**Supplied text**
==========

You can have incompatible desires, but your intentions really ought to be consistent [Stout,R]
     Full Idea: Intentions are unlike desires. You can simultaneously desire two things that you know are incompatible. But when you form intentions you are embarking on a course of action, and there is a much stronger requirement of consistency.
     From: Rowland Stout (Action [2005], 7 'Relationship')
     A reaction: I'm not sure why anyone would identify intentions with desires. I would quite like to visit Japan, but have no current intention of doing so. I assume that the belief-plus-desire theory doesn't deny that an uninteresting intention is also needed.
The normativity of intentions would be obvious if they were internal promises [Stout,R]
     Full Idea: One way to incorporate this [normative] feature of intentions would be to treat them like internal promises.
     From: Rowland Stout (Action [2005], 8 'Intention')
     A reaction: Interesting. The concept of a promise is obviously closely linked to an intention. If you tell your companion exactly where you intend your golf ball to land, you can thereby be held accountable, in a manner resembling a promise (but not a promise).
The rationalistic approach says actions are intentional when subject to justification [Stout,R]
     Full Idea: The rationalistic approach to agency says that what characterises intentional action is that it is subject to justification.
     From: Rowland Stout (Action [2005], 2 'Conclusion')
     A reaction: [Anscombe is the chief articulator of this view] This seems to incorporate action into an entirely intellectual and even moral framework.
20. Action / B. Preliminaries of Action / 1. Intention to Act / b. Types of intention
Intentional agency is seen in internal precursors of action, and in external reasons for the act [Stout,R]
     Full Idea: It is plausible that we find something characteristic of intentional agency when we look inward to the mental precursors of actions, and also when we look outward, to the sensitivity of action to what the environment gives us reasons to do.
     From: Rowland Stout (Action [2005], 1 'How')

==========

**Exercise task 1**
In the excerpt on intention and action, why does consistency matter more for intentions than for desires?
**Exercise task 2**
Translate this sentence from the excerpt on intention and action into French: "You can simultaneously desire two things that you know are incompatible."
**Exercise task 3**
Write the next few lines of the excerpt on intention and action, picking up after its final line.

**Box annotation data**

==========

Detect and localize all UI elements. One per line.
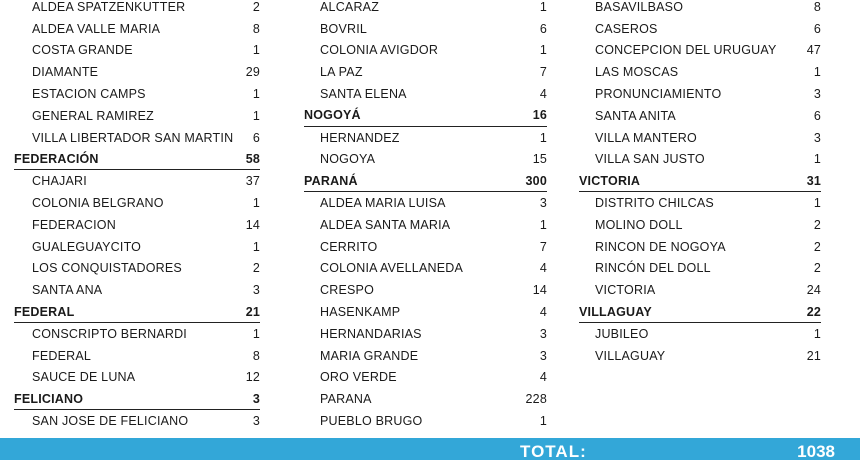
locality-name: JUBILEO <box>595 326 649 341</box>
locality-name: ALDEA VALLE MARIA <box>32 21 161 36</box>
locality-name: RINCON DE NOGOYA <box>595 239 726 254</box>
locality-count: 1 <box>539 217 547 232</box>
locality-row <box>304 279 547 301</box>
locality-count: 6 <box>813 108 821 123</box>
locality-name: FEDERACION <box>32 217 116 232</box>
locality-name: CERRITO <box>320 239 378 254</box>
locality-row <box>304 323 547 345</box>
department-name: NOGOYÁ <box>304 108 361 123</box>
locality-name: CONSCRIPTO BERNARDI <box>32 326 187 341</box>
locality-row <box>14 410 260 432</box>
department-row <box>579 301 821 323</box>
department-row <box>14 149 260 171</box>
department-count: 22 <box>806 304 821 319</box>
locality-row <box>579 127 821 149</box>
locality-name: COLONIA BELGRANO <box>32 196 164 211</box>
locality-name: COSTA GRANDE <box>32 43 133 58</box>
locality-count: 3 <box>252 414 260 429</box>
locality-name: MARIA GRANDE <box>320 348 419 363</box>
locality-name: PRONUNCIAMIENTO <box>595 87 722 102</box>
locality-count: 1 <box>539 130 547 145</box>
locality-row <box>304 388 547 410</box>
locality-count: 1 <box>252 326 260 341</box>
locality-count: 1 <box>813 196 821 211</box>
total-label: TOTAL: <box>520 442 587 460</box>
column-right <box>579 0 821 367</box>
locality-count: 1 <box>252 196 260 211</box>
locality-row <box>14 105 260 127</box>
department-count: 16 <box>532 108 547 123</box>
locality-count: 4 <box>539 370 547 385</box>
locality-name: VILLA SAN JUSTO <box>595 152 705 167</box>
locality-row <box>14 61 260 83</box>
locality-name: CRESPO <box>320 283 374 298</box>
locality-row <box>304 83 547 105</box>
locality-name: CHAJARI <box>32 174 87 189</box>
locality-row <box>579 323 821 345</box>
locality-row <box>579 149 821 171</box>
locality-name: ORO VERDE <box>320 370 397 385</box>
locality-name: ALDEA SANTA MARIA <box>320 217 451 232</box>
locality-count: 6 <box>539 21 547 36</box>
locality-count: 3 <box>813 130 821 145</box>
locality-count: 3 <box>539 196 547 211</box>
locality-count: 3 <box>813 87 821 102</box>
locality-count: 4 <box>539 87 547 102</box>
locality-row <box>14 279 260 301</box>
locality-count: 15 <box>532 152 547 167</box>
locality-row <box>304 149 547 171</box>
department-name: VILLAGUAY <box>579 304 652 319</box>
locality-count: 1 <box>252 108 260 123</box>
locality-count: 1 <box>539 414 547 429</box>
locality-row <box>304 367 547 389</box>
department-name: FEDERAL <box>14 304 75 319</box>
department-row <box>14 388 260 410</box>
locality-count: 6 <box>813 21 821 36</box>
locality-count: 2 <box>813 261 821 276</box>
locality-name: BASAVILBASO <box>595 0 684 14</box>
locality-name: ALCARAZ <box>320 0 380 14</box>
locality-name: SAN JOSE DE FELICIANO <box>32 414 189 429</box>
department-row <box>14 301 260 323</box>
locality-name: SAUCE DE LUNA <box>32 370 136 385</box>
locality-count: 7 <box>539 239 547 254</box>
locality-name: LOS CONQUISTADORES <box>32 261 182 276</box>
locality-row <box>14 345 260 367</box>
locality-count: 14 <box>532 283 547 298</box>
locality-name: FEDERAL <box>32 348 92 363</box>
locality-name: VILLA MANTERO <box>595 130 697 145</box>
locality-name: LA PAZ <box>320 65 363 80</box>
locality-row <box>579 258 821 280</box>
locality-row <box>304 0 547 18</box>
department-name: FEDERACIÓN <box>14 151 99 166</box>
locality-row <box>579 214 821 236</box>
locality-name: DIAMANTE <box>32 65 99 80</box>
locality-row <box>579 192 821 214</box>
locality-count: 1 <box>539 0 547 14</box>
locality-row <box>14 170 260 192</box>
locality-count: 3 <box>252 283 260 298</box>
locality-row <box>14 127 260 149</box>
locality-count: 24 <box>806 283 821 298</box>
locality-count: 1 <box>252 43 260 58</box>
locality-row <box>304 18 547 40</box>
locality-row <box>579 279 821 301</box>
locality-count: 8 <box>813 0 821 14</box>
locality-row <box>304 258 547 280</box>
locality-name: NOGOYA <box>320 152 376 167</box>
department-count: 300 <box>525 173 547 188</box>
locality-name: VICTORIA <box>595 283 656 298</box>
locality-name: ALDEA MARIA LUISA <box>320 196 446 211</box>
locality-count: 12 <box>245 370 260 385</box>
locality-row <box>579 0 821 18</box>
total-bar <box>0 438 860 460</box>
locality-row <box>14 18 260 40</box>
locality-row <box>304 127 547 149</box>
locality-name: HASENKAMP <box>320 305 401 320</box>
locality-row <box>14 83 260 105</box>
locality-count: 1 <box>813 326 821 341</box>
locality-count: 7 <box>539 65 547 80</box>
locality-name: RINCÓN DEL DOLL <box>595 261 711 276</box>
locality-row <box>14 236 260 258</box>
locality-row <box>579 40 821 62</box>
locality-row <box>304 301 547 323</box>
locality-name: SANTA ANITA <box>595 108 676 123</box>
locality-row <box>14 367 260 389</box>
locality-count: 14 <box>245 217 260 232</box>
locality-name: HERNANDARIAS <box>320 326 422 341</box>
locality-row <box>579 18 821 40</box>
locality-count: 4 <box>539 261 547 276</box>
locality-name: ALDEA SPATZENKUTTER <box>32 0 186 14</box>
locality-name: BOVRIL <box>320 21 368 36</box>
locality-name: ESTACION CAMPS <box>32 87 146 102</box>
department-count: 3 <box>252 391 260 406</box>
locality-name: HERNANDEZ <box>320 130 400 145</box>
locality-row <box>579 105 821 127</box>
locality-count: 228 <box>525 392 547 407</box>
column-left <box>14 0 260 432</box>
locality-name: GUALEGUAYCITO <box>32 239 142 254</box>
locality-count: 3 <box>539 326 547 341</box>
department-count: 31 <box>806 173 821 188</box>
locality-count: 2 <box>252 0 260 14</box>
locality-row <box>14 323 260 345</box>
locality-row <box>304 214 547 236</box>
locality-row <box>304 192 547 214</box>
locality-count: 8 <box>252 348 260 363</box>
locality-row <box>304 40 547 62</box>
locality-row <box>304 236 547 258</box>
column-middle <box>304 0 547 432</box>
department-row <box>579 170 821 192</box>
locality-count: 3 <box>539 348 547 363</box>
locality-row <box>579 83 821 105</box>
locality-name: CONCEPCION DEL URUGUAY <box>595 43 777 58</box>
locality-name: VILLAGUAY <box>595 348 666 363</box>
locality-name: GENERAL RAMIREZ <box>32 108 155 123</box>
locality-count: 1 <box>252 239 260 254</box>
department-name: VICTORIA <box>579 173 641 188</box>
department-row <box>304 170 547 192</box>
locality-count: 1 <box>539 43 547 58</box>
locality-name: DISTRITO CHILCAS <box>595 196 714 211</box>
locality-count: 2 <box>813 239 821 254</box>
locality-count: 1 <box>252 87 260 102</box>
department-count: 21 <box>245 304 260 319</box>
locality-count: 29 <box>245 65 260 80</box>
locality-count: 6 <box>252 130 260 145</box>
locality-count: 1 <box>813 152 821 167</box>
department-count: 58 <box>245 151 260 166</box>
locality-name: CASEROS <box>595 21 658 36</box>
locality-row <box>304 345 547 367</box>
locality-row <box>14 40 260 62</box>
department-name: FELICIANO <box>14 391 84 406</box>
locality-row <box>304 61 547 83</box>
locality-count: 4 <box>539 305 547 320</box>
locality-count: 47 <box>806 43 821 58</box>
locality-row <box>14 0 260 18</box>
locality-row <box>579 61 821 83</box>
locality-name: LAS MOSCAS <box>595 65 679 80</box>
locality-row <box>579 236 821 258</box>
department-name: PARANÁ <box>304 173 358 188</box>
locality-count: 2 <box>252 261 260 276</box>
locality-count: 1 <box>813 65 821 80</box>
locality-name: SANTA ELENA <box>320 87 407 102</box>
locality-row <box>14 192 260 214</box>
locality-count: 21 <box>806 348 821 363</box>
department-row <box>304 105 547 127</box>
locality-name: COLONIA AVELLANEDA <box>320 261 464 276</box>
locality-row <box>579 345 821 367</box>
locality-count: 2 <box>813 217 821 232</box>
locality-name: PARANA <box>320 392 372 407</box>
locality-row <box>14 258 260 280</box>
locality-name: SANTA ANA <box>32 283 103 298</box>
total-value: 1038 <box>797 442 835 460</box>
locality-name: VILLA LIBERTADOR SAN MARTIN <box>32 130 234 145</box>
locality-row <box>14 214 260 236</box>
locality-row <box>304 410 547 432</box>
locality-count: 8 <box>252 21 260 36</box>
locality-name: PUEBLO BRUGO <box>320 414 423 429</box>
locality-name: MOLINO DOLL <box>595 217 683 232</box>
locality-name: COLONIA AVIGDOR <box>320 43 439 58</box>
locality-count: 37 <box>245 174 260 189</box>
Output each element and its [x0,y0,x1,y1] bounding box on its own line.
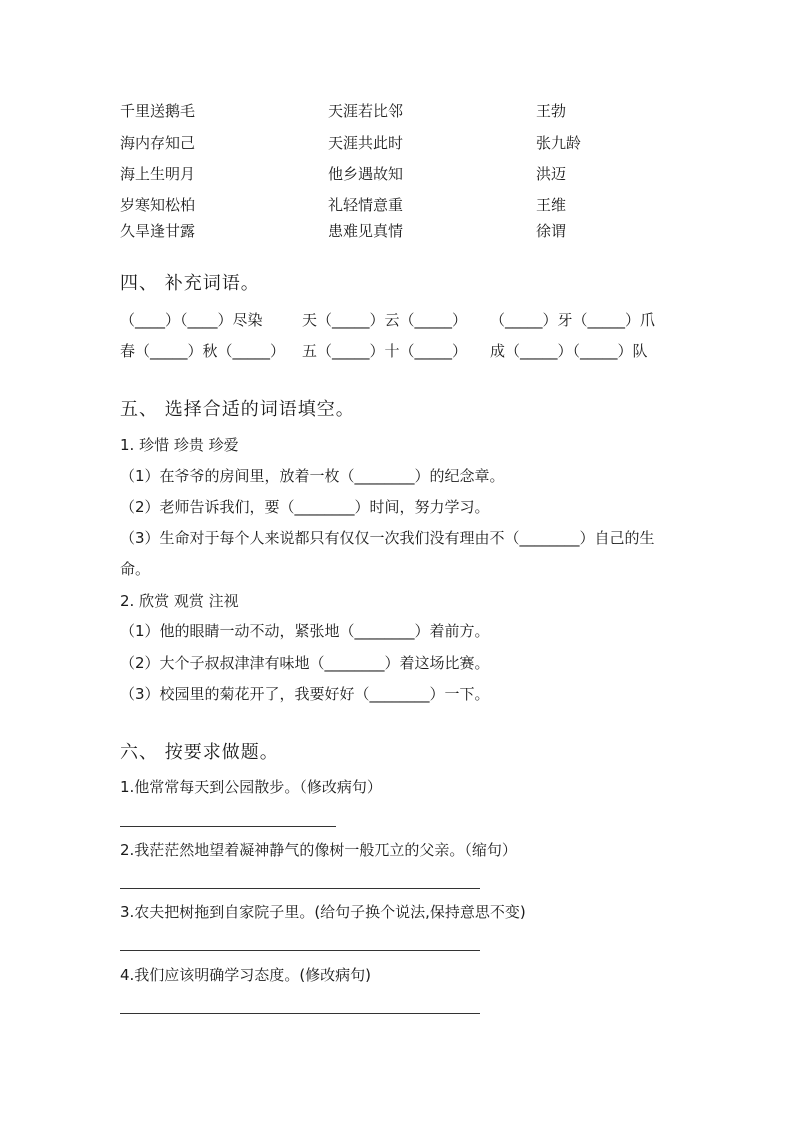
section-5-q2-a: （1）他的眼睛一动不动，紧张地（________）着前方。 [120,622,490,640]
section-5-q2-words: 2. 欣赏 观赏 注视 [120,592,239,610]
section-5-q1-b: （2）老师告诉我们，要（________）时间，努力学习。 [120,498,490,516]
section-5-title: 五、 选择合适的词语填空。 [120,399,355,420]
section-4-row1-item1: （____）（____）尽染 [120,311,263,329]
pair-5-middle: 患难见真情 [328,222,404,240]
section-6-q2: 2.我茫茫然地望着凝神静气的像树一般兀立的父亲。（缩句） [120,841,517,859]
pair-1-author: 王勃 [536,102,567,120]
section-6-title: 六、 按要求做题。 [120,742,279,763]
section-5-q2-c: （3）校园里的菊花开了，我要好好（________）一下。 [120,685,490,703]
pair-2-author: 张九龄 [536,134,582,152]
section-6-q4: 4.我们应该明确学习态度。(修改病句) [120,966,372,984]
pair-4-author: 王维 [536,196,567,214]
section-4-row1-item3: （_____）牙（_____）爪 [490,311,656,329]
section-4-row1-item2: 天（_____）云（_____） [302,311,468,329]
pair-2-left: 海内存知己 [120,134,196,152]
section-6-q1-answer-line[interactable] [120,826,336,827]
pair-3-author: 洪迈 [536,165,567,183]
pair-5-left: 久旱逢甘露 [120,222,196,240]
section-5-q1-words: 1. 珍惜 珍贵 珍爱 [120,436,239,454]
section-6-q3: 3.农夫把树拖到自家院子里。(给句子换个说法,保持意思不变) [120,903,526,921]
section-6-q3-answer-line[interactable] [120,950,480,951]
section-4-row2-item3: 成（_____）（_____）队 [490,342,648,360]
pair-1-middle: 天涯若比邻 [328,102,404,120]
section-6-q2-answer-line[interactable] [120,888,480,889]
pair-3-left: 海上生明月 [120,165,196,183]
section-4-row2-item1: 春（_____）秋（_____） [120,342,286,360]
pair-3-middle: 他乡遇故知 [328,165,404,183]
pair-4-left: 岁寒知松柏 [120,196,196,214]
pair-1-left: 千里送鹅毛 [120,102,196,120]
section-4-title: 四、 补充词语。 [120,273,260,294]
section-5-q2-b: （2）大个子叔叔津津有味地（________）着这场比赛。 [120,654,490,672]
section-5-q1-a: （1）在爷爷的房间里，放着一枚（________）的纪念章。 [120,467,505,485]
section-6-q4-answer-line[interactable] [120,1013,480,1014]
pair-2-middle: 天涯共此时 [328,134,404,152]
section-4-row2-item2: 五（_____）十（_____） [302,342,468,360]
section-6-q1: 1.他常常每天到公园散步。（修改病句） [120,778,382,796]
pair-4-middle: 礼轻情意重 [328,196,404,214]
pair-5-author: 徐谓 [536,222,567,240]
section-5-q1-c: （3）生命对于每个人来说都只有仅仅一次我们没有理由不（________）自己的生命。 [120,529,655,578]
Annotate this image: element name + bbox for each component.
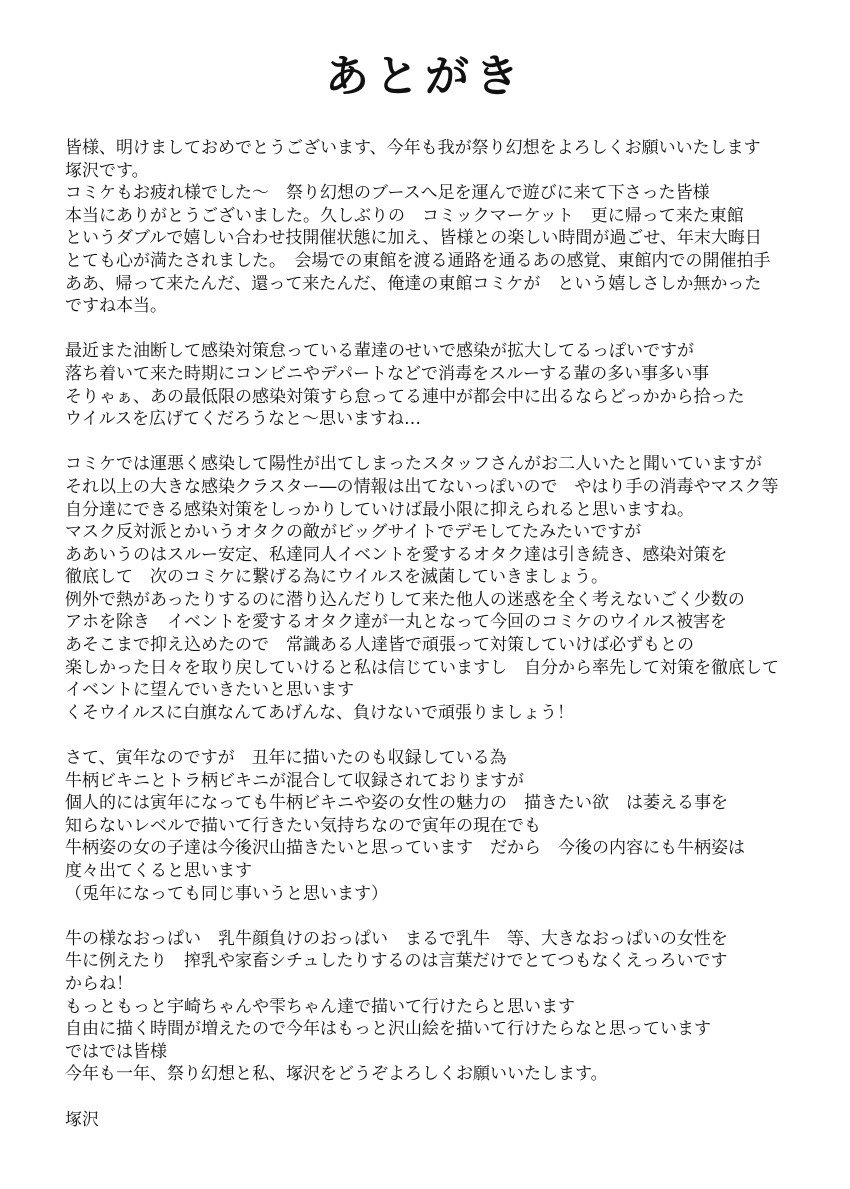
afterword-body (65, 137, 845, 1131)
text-line: ウイルスを広げてくだろうなと～思いますね… (65, 409, 421, 430)
page-title: あとがき (325, 51, 525, 102)
text-line: 自分達にできる感染対策をしっかりしていけば最小限に抑えられると思いますね。 (65, 499, 694, 520)
text-line: あそこまで抑え込めたので 常識ある人達皆で頑張って対策していけば必ずもとの (65, 635, 694, 656)
paragraph-gap (65, 431, 845, 454)
paragraph (65, 137, 845, 318)
text-line: 皆様、明けましておめでとうございます、今年も我が祭り幻想をよろしくお願いいたします (65, 138, 761, 158)
text-line: 最近また油断して感染対策怠っている輩達のせいで感染が拡大してるっぽいですが (65, 341, 694, 362)
text-line: 個人的には寅年になっても牛柄ビキニや姿の女性の魅力の 描きたい欲 は萎える事を (65, 793, 728, 814)
text-line: アホを除き イベントを愛するオタク達が一丸となって今回のコミケのウイルス被害を (65, 612, 727, 633)
text-line: さて、寅年なのですが 丑年に描いたのも収録している為 (65, 748, 507, 769)
text-line: 度々出てくると思います (65, 861, 252, 881)
text-line: くそウイルスに白旗なんてあげんな、負けないで頑張りましょう！ (65, 702, 574, 723)
text-line: 牛柄ビキニとトラ柄ビキニが混合して収録されておりますが (65, 770, 524, 791)
text-line: 牛の様なおっぱい 乳牛顔負けのおっぱい まるで乳牛 等、大きなおっぱいの女性を (65, 928, 728, 949)
paragraph-gap (65, 905, 845, 928)
text-line: マスク反対派とかいうオタクの敵がビッグサイトでデモしてたみたいですが (65, 522, 642, 543)
text-line: 徹底して 次のコミケに繋げる為にウイルスを滅菌していきましょう。 (65, 567, 608, 588)
paragraph (65, 1109, 845, 1132)
paragraph (65, 928, 845, 1086)
text-line: コミケもお疲れ様でした～ 祭り幻想のブースへ足を運んで遊びに来て下さった皆様 (65, 183, 710, 204)
text-line: 例外で熱があったりするのに潜り込んだりして来た他人の迷惑を全く考えないごく少数の (65, 589, 745, 610)
text-line: 本当にありがとうございました。久しぶりの コミックマーケット 更に帰って来た東館 (65, 205, 744, 226)
text-line: からね！ (65, 973, 133, 994)
paragraph-gap (65, 1086, 845, 1109)
text-line: 自由に描く時間が増えたので今年はもっと沢山絵を描いて行けたらなと思っています (65, 1019, 711, 1040)
paragraph-gap (65, 318, 845, 341)
text-line: コミケでは運悪く感染して陽性が出てしまったスタッフさんがお二人いたと聞いていますが (65, 454, 762, 475)
text-line: 知らないレベルで描いて行きたい気持ちなので寅年の現在でも (65, 815, 541, 836)
text-line: 牛柄姿の女の子達は今後沢山描きたいと思っています だから 今後の内容にも牛柄姿は (65, 838, 745, 859)
paragraph (65, 453, 845, 724)
text-line: というダブルで嬉しい合わせ技開催状態に加え、皆様との楽しい時間が過ごせ、年末大晦日 (65, 228, 762, 249)
text-line: 牛に例えたり 搾乳や家畜シチュしたりするのは言葉だけでとてつもなくえっろいです (65, 951, 728, 972)
paragraph-gap (65, 724, 845, 747)
text-line: 塚沢 (65, 1109, 99, 1130)
text-line: そりゃぁ、あの最低限の感染対策すら怠ってる連中が都会中に出るならどっかから拾った (65, 386, 745, 407)
text-line: ああ、帰って来たんだ、還って来たんだ、俺達の東館コミケが という嬉しさしか無かった (65, 273, 762, 294)
text-line: イベントに望んでいきたいと思います (65, 680, 354, 701)
text-line: 落ち着いて来た時期にコンビニやデパートなどで消毒をスルーする輩の多い事多い事 (65, 363, 710, 384)
text-line: 楽しかった日々を取り戻していけると私は信じていますし 自分から率先して対策を徹底して (65, 657, 779, 678)
text-line: ではでは皆様 (65, 1041, 167, 1062)
paragraph (65, 747, 845, 905)
text-line: それ以上の大きな感染クラスター―の情報は出てないっぽいので やはり手の消毒やマスク等 (65, 476, 779, 497)
text-line: 塚沢です。 (65, 160, 149, 181)
text-line: （兎年になっても同じ事いうと思います） (65, 883, 388, 904)
text-line: ああいうのはスルー安定、私達同人イベントを愛するオタク達は引き続き、感染対策を (65, 544, 728, 565)
text-line: もっともっと宇崎ちゃんや雫ちゃん達で描いて行けたらと思います (65, 996, 575, 1017)
text-line: とても心が満たされました。 会場での東館を渡る通路を通るあの感覚、東館内での開催拍手 (65, 250, 771, 271)
text-line: 今年も一年、祭り幻想と私、塚沢をどうぞよろしくお願いいたします。 (65, 1064, 608, 1085)
paragraph (65, 340, 845, 430)
text-line: ですね本当。 (65, 296, 167, 317)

==========

**Expected output 1**
When you form intentions, you are embarking on a course of action. That brings a much stronger requirement of consistency. Desires carry no such requirement: you can desire two things at once even when you know they are incompatible.

**Expected output 2**
On peut désirer simultanément deux choses que l'on sait incompatibles.

**Expected output 3**
     A reaction: This is Stout staking a claim for his partly externalist view of agency. I warm less and less to the various forms of externalism. How often does the environment 'give us reasons' to do things? How can we act, without internalising those reasons?
Speech needs sustained intentions, but not prior intentions [Stout,R]
     Full Idea: The intentional action of including the word 'big' in a sentence does not require a prior intention to say it. What is required is that you say it with the intention of saying it.
     From: Rowland Stout (Action [2005], 7 'Relationship')
     A reaction: This seems right, but makes it a lot harder to say what an intention is, and to separate it out for inspection. You can't speak a good English sentence while withdrawing the intention involved.
20. Action / B. Preliminaries of Action / 1. Intention to Act / d. Group intentions
Bratman has to treat shared intentions as interrelated individual intentions [Stout,R]
     Full Idea: Bratman has to construe what we think of as shared intentions as not literally involving shared intentions, but as involving interrelating of individual intentions.
     From: Rowland Stout (Action [2005], 7 'Conclusion')
     A reaction: Stout rejects this, for an account based on adaptability of behaviour. To me, naturalism and sparse ontology favour Bratman (1984) . I like my idea that shared intentions are conditional individual intentions. If the group refuses, I drop the intention.
A request to pass the salt shares an intention that the request be passed on [Stout,R]
     Full Idea: When one person says to another 'please pass the salt', and the other engages with this utterance and understands it, they share the intention that this request is passed from the first person to the second.
     From: Rowland Stout (Action [2005], 7 'Shared')
     A reaction: Simple and intriguing. We form an intention, and then ask someone else to take over our intention. When the second person takes over the intention, I give up the intention to acquire the salt, because it is on its way. It's political.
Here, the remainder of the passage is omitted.